**EXERCISE AIM**.
Copy out each line exactly; pictures stay out of the copy.
====== AVAILABLE DATA
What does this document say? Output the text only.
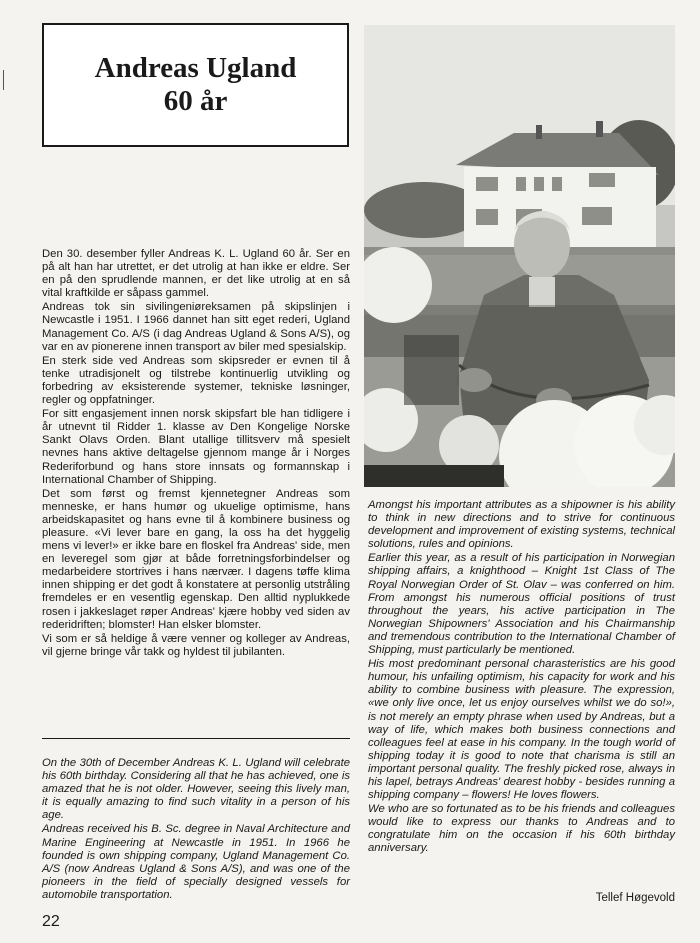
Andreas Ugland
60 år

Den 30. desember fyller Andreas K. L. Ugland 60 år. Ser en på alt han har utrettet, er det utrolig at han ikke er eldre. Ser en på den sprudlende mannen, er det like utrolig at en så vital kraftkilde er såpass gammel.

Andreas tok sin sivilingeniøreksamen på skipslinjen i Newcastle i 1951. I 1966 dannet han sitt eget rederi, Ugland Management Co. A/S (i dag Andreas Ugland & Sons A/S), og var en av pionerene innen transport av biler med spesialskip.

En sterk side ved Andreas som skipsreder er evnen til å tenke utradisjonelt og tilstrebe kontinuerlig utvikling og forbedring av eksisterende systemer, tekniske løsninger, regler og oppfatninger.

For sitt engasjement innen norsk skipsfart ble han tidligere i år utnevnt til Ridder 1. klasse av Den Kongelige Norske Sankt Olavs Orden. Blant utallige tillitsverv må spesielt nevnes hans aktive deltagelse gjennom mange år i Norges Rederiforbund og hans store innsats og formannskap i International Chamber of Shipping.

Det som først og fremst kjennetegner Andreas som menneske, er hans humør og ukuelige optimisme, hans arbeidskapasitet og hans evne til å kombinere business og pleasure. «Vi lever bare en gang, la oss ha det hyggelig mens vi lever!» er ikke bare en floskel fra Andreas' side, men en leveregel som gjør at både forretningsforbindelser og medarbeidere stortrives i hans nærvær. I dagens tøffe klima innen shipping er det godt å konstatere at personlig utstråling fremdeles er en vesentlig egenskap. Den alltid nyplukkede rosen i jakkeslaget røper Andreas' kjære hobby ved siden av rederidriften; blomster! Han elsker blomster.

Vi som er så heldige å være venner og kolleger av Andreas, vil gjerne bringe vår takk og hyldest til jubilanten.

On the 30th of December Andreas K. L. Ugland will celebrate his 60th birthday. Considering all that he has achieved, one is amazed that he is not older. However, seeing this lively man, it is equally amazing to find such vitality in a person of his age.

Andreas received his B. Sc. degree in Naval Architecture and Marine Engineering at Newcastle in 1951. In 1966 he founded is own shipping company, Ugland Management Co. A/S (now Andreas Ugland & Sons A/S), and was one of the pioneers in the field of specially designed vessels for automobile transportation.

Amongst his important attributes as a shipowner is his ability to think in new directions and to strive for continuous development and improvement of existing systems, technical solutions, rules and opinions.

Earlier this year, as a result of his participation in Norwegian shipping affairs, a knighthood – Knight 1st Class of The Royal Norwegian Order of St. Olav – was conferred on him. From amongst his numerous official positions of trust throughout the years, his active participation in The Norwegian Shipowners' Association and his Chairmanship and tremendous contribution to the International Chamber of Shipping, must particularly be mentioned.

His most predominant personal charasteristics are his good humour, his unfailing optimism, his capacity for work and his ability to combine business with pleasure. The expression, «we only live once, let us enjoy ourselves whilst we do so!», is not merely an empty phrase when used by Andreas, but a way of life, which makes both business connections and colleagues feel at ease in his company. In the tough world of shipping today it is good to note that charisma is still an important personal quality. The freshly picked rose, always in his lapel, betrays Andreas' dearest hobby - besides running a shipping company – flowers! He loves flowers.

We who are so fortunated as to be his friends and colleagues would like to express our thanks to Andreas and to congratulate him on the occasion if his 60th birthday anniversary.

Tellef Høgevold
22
============
**OUTPUT FOR THIS EXERCISE**.
What does this document say? Output the text only.
Andreas Ugland
60 år

Den 30. desember fyller Andreas K. L. Ugland 60 år. Ser en på alt han har utrettet, er det utrolig at han ikke er eldre. Ser en på den sprudlende mannen, er det like utrolig at en så vital kraftkilde er såpass gammel.

Andreas tok sin sivilingeniøreksamen på skipslinjen i Newcastle i 1951. I 1966 dannet han sitt eget rederi, Ugland Management Co. A/S (i dag Andreas Ugland & Sons A/S), og var en av pionerene innen transport av biler med spesialskip.

En sterk side ved Andreas som skipsreder er evnen til å tenke utradisjonelt og tilstrebe kontinuerlig utvikling og forbedring av eksisterende systemer, tekniske løsninger, regler og oppfatninger.

For sitt engasjement innen norsk skipsfart ble han tidligere i år utnevnt til Ridder 1. klasse av Den Kongelige Norske Sankt Olavs Orden. Blant utallige tillitsverv må spesielt nevnes hans aktive deltagelse gjennom mange år i Norges Rederiforbund og hans store innsats og formannskap i International Chamber of Shipping.

Det som først og fremst kjennetegner Andreas som menneske, er hans humør og ukuelige optimisme, hans arbeidskapasitet og hans evne til å kombinere business og pleasure. «Vi lever bare en gang, la oss ha det hyggelig mens vi lever!» er ikke bare en floskel fra Andreas' side, men en leveregel som gjør at både forretningsforbindelser og medarbeidere stortrives i hans nærvær. I dagens tøffe klima innen shipping er det godt å konstatere at personlig utstråling fremdeles er en vesentlig egenskap. Den alltid nyplukkede rosen i jakkeslaget røper Andreas' kjære hobby ved siden av rederidriften; blomster! Han elsker blomster.

Vi som er så heldige å være venner og kolleger av Andreas, vil gjerne bringe vår takk og hyldest til jubilanten.

On the 30th of December Andreas K. L. Ugland will celebrate his 60th birthday. Considering all that he has achieved, one is amazed that he is not older. However, seeing this lively man, it is equally amazing to find such vitality in a person of his age.

Andreas received his B. Sc. degree in Naval Architecture and Marine Engineering at Newcastle in 1951. In 1966 he founded is own shipping company, Ugland Management Co. A/S (now Andreas Ugland & Sons A/S), and was one of the pioneers in the field of specially designed vessels for automobile transportation.

Amongst his important attributes as a shipowner is his ability to think in new directions and to strive for continuous development and improvement of existing systems, technical solutions, rules and opinions.

Earlier this year, as a result of his participation in Norwegian shipping affairs, a knighthood – Knight 1st Class of The Royal Norwegian Order of St. Olav – was conferred on him. From amongst his numerous official positions of trust throughout the years, his active participation in The Norwegian Shipowners' Association and his Chairmanship and tremendous contribution to the International Chamber of Shipping, must particularly be mentioned.

His most predominant personal charasteristics are his good humour, his unfailing optimism, his capacity for work and his ability to combine business with pleasure. The expression, «we only live once, let us enjoy ourselves whilst we do so!», is not merely an empty phrase when used by Andreas, but a way of life, which makes both business connections and colleagues feel at ease in his company. In the tough world of shipping today it is good to note that charisma is still an important personal quality. The freshly picked rose, always in his lapel, betrays Andreas' dearest hobby - besides running a shipping company – flowers! He loves flowers.

We who are so fortunated as to be his friends and colleagues would like to express our thanks to Andreas and to congratulate him on the occasion if his 60th birthday anniversary.

Tellef Høgevold
22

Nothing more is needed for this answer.